(A run of records)
::::::::

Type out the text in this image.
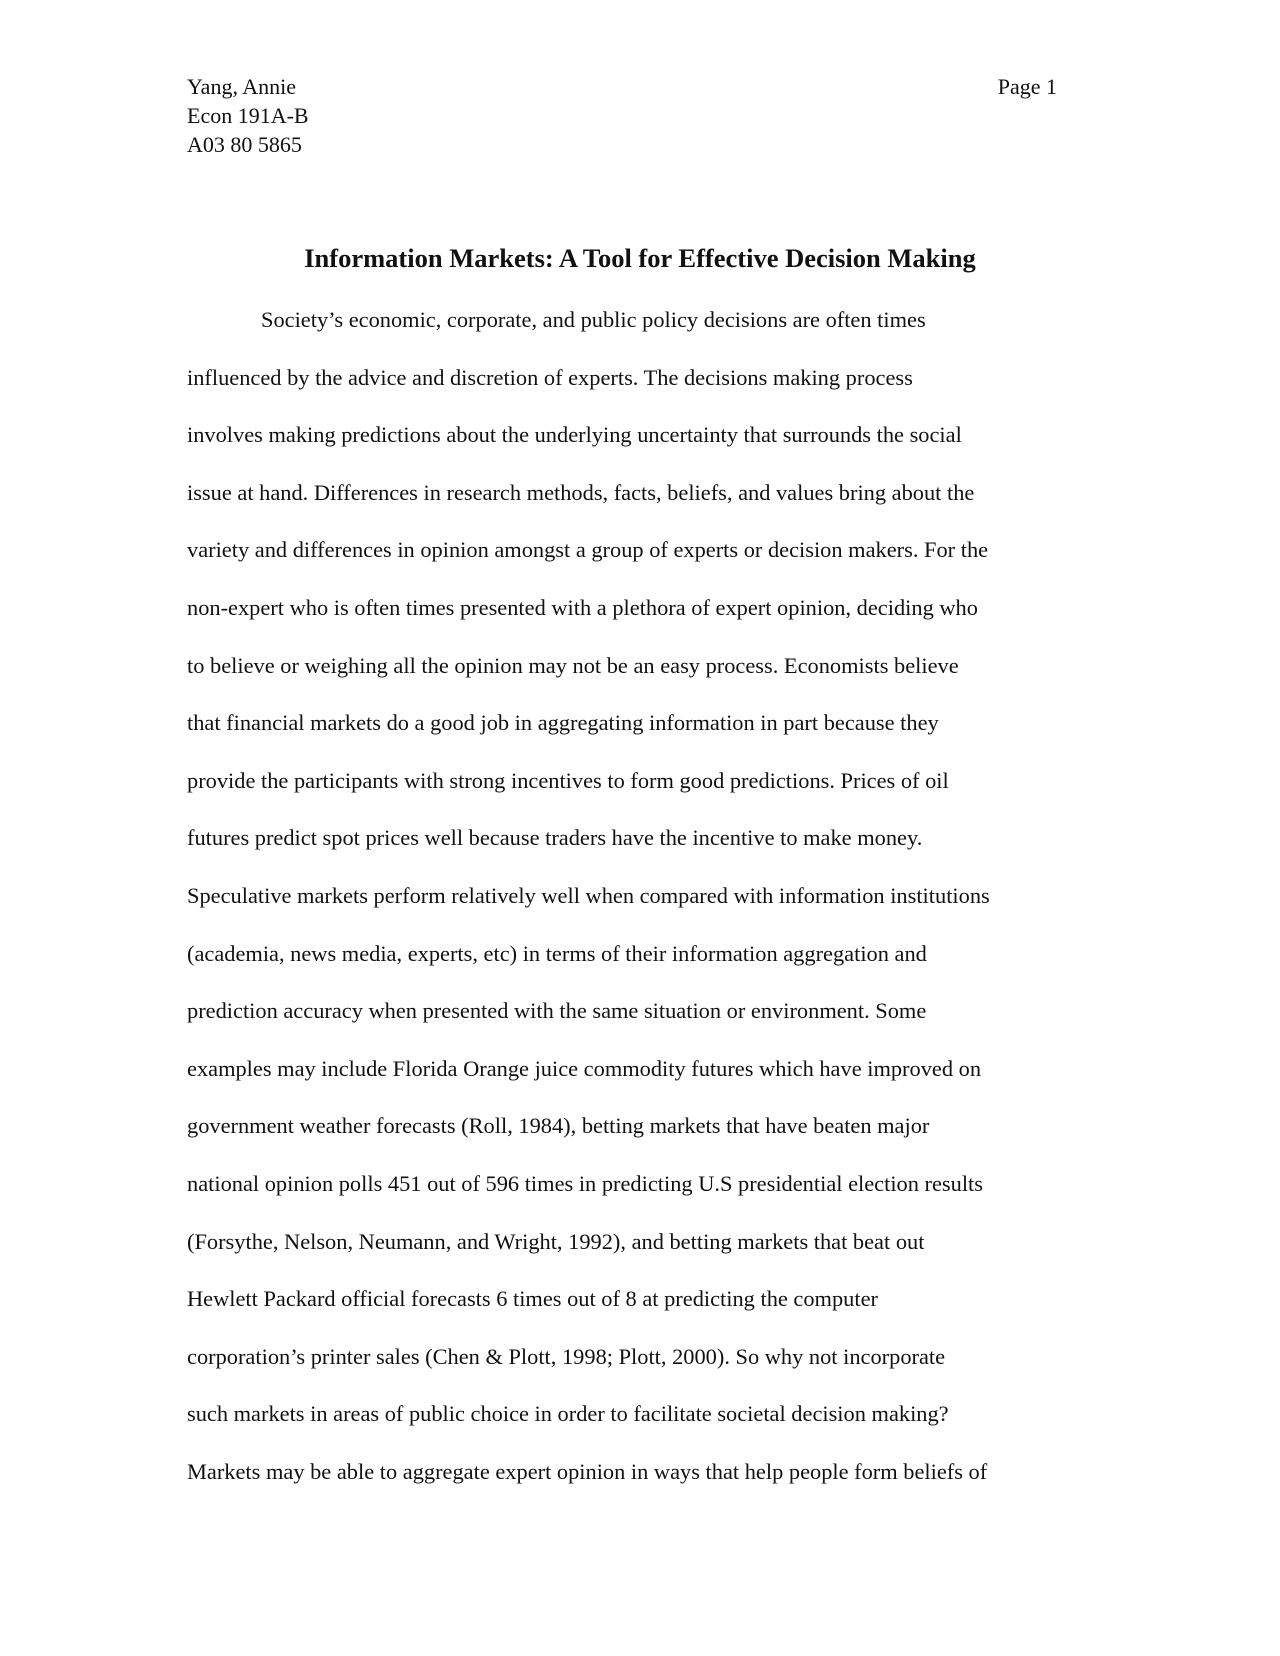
Yang, Annie
Econ 191A-B
A03 80 5865
Page 1
Information Markets: A Tool for Effective Decision Making
Society’s economic, corporate, and public policy decisions are often times
influenced by the advice and discretion of experts. The decisions making process
involves making predictions about the underlying uncertainty that surrounds the social
issue at hand. Differences in research methods, facts, beliefs, and values bring about the
variety and differences in opinion amongst a group of experts or decision makers. For the
non-expert who is often times presented with a plethora of expert opinion, deciding who
to believe or weighing all the opinion may not be an easy process. Economists believe
that financial markets do a good job in aggregating information in part because they
provide the participants with strong incentives to form good predictions. Prices of oil
futures predict spot prices well because traders have the incentive to make money.
Speculative markets perform relatively well when compared with information institutions
(academia, news media, experts, etc) in terms of their information aggregation and
prediction accuracy when presented with the same situation or environment. Some
examples may include Florida Orange juice commodity futures which have improved on
government weather forecasts (Roll, 1984), betting markets that have beaten major
national opinion polls 451 out of 596 times in predicting U.S presidential election results
(Forsythe, Nelson, Neumann, and Wright, 1992), and betting markets that beat out
Hewlett Packard official forecasts 6 times out of 8 at predicting the computer
corporation’s printer sales (Chen & Plott, 1998; Plott, 2000). So why not incorporate
such markets in areas of public choice in order to facilitate societal decision making?
Markets may be able to aggregate expert opinion in ways that help people form beliefs of
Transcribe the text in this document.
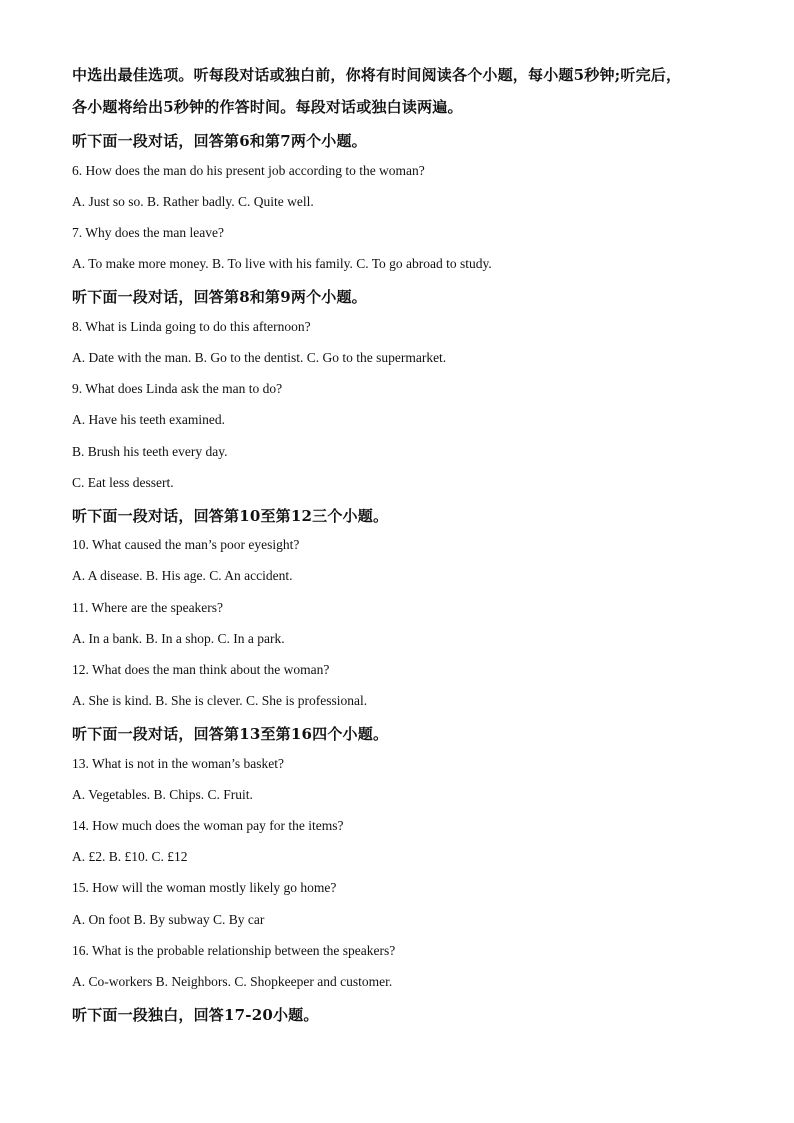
中选出最佳选项。听每段对话或独白前，你将有时间阅读各个小题，每小题5秒钟;听完后，
各小题将给出5秒钟的作答时间。每段对话或独白读两遍。
听下面一段对话，回答第6和第7两个小题。
6. How does the man do his present job according to the woman?
A. Just so so. B. Rather badly. C. Quite well.
7. Why does the man leave?
A. To make more money. B. To live with his family. C. To go abroad to study.
听下面一段对话，回答第8和第9两个小题。
8. What is Linda going to do this afternoon?
A. Date with the man. B. Go to the dentist. C. Go to the supermarket.
9. What does Linda ask the man to do?
A. Have his teeth examined.
B. Brush his teeth every day.
C. Eat less dessert.
听下面一段对话，回答第10至第12三个小题。
10. What caused the man’s poor eyesight?
A. A disease. B. His age. C. An accident.
11. Where are the speakers?
A. In a bank. B. In a shop. C. In a park.
12. What does the man think about the woman?
A. She is kind. B. She is clever. C. She is professional.
听下面一段对话，回答第13至第16四个小题。
13. What is not in the woman’s basket?
A. Vegetables. B. Chips. C. Fruit.
14. How much does the woman pay for the items?
A. £2. B. £10. C. £12
15. How will the woman mostly likely go home?
A. On foot B. By subway C. By car
16. What is the probable relationship between the speakers?
A. Co-workers B. Neighbors. C. Shopkeeper and customer.
听下面一段独白，回答17-20小题。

::::::::

STATED GOAL | The pictures should not appear in the copy; every other part of the records above must be returned exactly.

RESULT OF THIS TASK |
Type out the text in this image.
Yang, Annie
Econ 191A-B
A03 80 5865
Page 1
Information Markets: A Tool for Effective Decision Making
Society’s economic, corporate, and public policy decisions are often times
influenced by the advice and discretion of experts. The decisions making process
involves making predictions about the underlying uncertainty that surrounds the social
issue at hand. Differences in research methods, facts, beliefs, and values bring about the
variety and differences in opinion amongst a group of experts or decision makers. For the
non-expert who is often times presented with a plethora of expert opinion, deciding who
to believe or weighing all the opinion may not be an easy process. Economists believe
that financial markets do a good job in aggregating information in part because they
provide the participants with strong incentives to form good predictions. Prices of oil
futures predict spot prices well because traders have the incentive to make money.
Speculative markets perform relatively well when compared with information institutions
(academia, news media, experts, etc) in terms of their information aggregation and
prediction accuracy when presented with the same situation or environment. Some
examples may include Florida Orange juice commodity futures which have improved on
government weather forecasts (Roll, 1984), betting markets that have beaten major
national opinion polls 451 out of 596 times in predicting U.S presidential election results
(Forsythe, Nelson, Neumann, and Wright, 1992), and betting markets that beat out
Hewlett Packard official forecasts 6 times out of 8 at predicting the computer
corporation’s printer sales (Chen & Plott, 1998; Plott, 2000). So why not incorporate
such markets in areas of public choice in order to facilitate societal decision making?
Markets may be able to aggregate expert opinion in ways that help people form beliefs of
Transcribe the text in this document.
中选出最佳选项。听每段对话或独白前，你将有时间阅读各个小题，每小题5秒钟;听完后，
各小题将给出5秒钟的作答时间。每段对话或独白读两遍。
听下面一段对话，回答第6和第7两个小题。
6. How does the man do his present job according to the woman?
A. Just so so. B. Rather badly. C. Quite well.
7. Why does the man leave?
A. To make more money. B. To live with his family. C. To go abroad to study.
听下面一段对话，回答第8和第9两个小题。
8. What is Linda going to do this afternoon?
A. Date with the man. B. Go to the dentist. C. Go to the supermarket.
9. What does Linda ask the man to do?
A. Have his teeth examined.
B. Brush his teeth every day.
C. Eat less dessert.
听下面一段对话，回答第10至第12三个小题。
10. What caused the man’s poor eyesight?
A. A disease. B. His age. C. An accident.
11. Where are the speakers?
A. In a bank. B. In a shop. C. In a park.
12. What does the man think about the woman?
A. She is kind. B. She is clever. C. She is professional.
听下面一段对话，回答第13至第16四个小题。
13. What is not in the woman’s basket?
A. Vegetables. B. Chips. C. Fruit.
14. How much does the woman pay for the items?
A. £2. B. £10. C. £12
15. How will the woman mostly likely go home?
A. On foot B. By subway C. By car
16. What is the probable relationship between the speakers?
A. Co-workers B. Neighbors. C. Shopkeeper and customer.
听下面一段独白，回答17-20小题。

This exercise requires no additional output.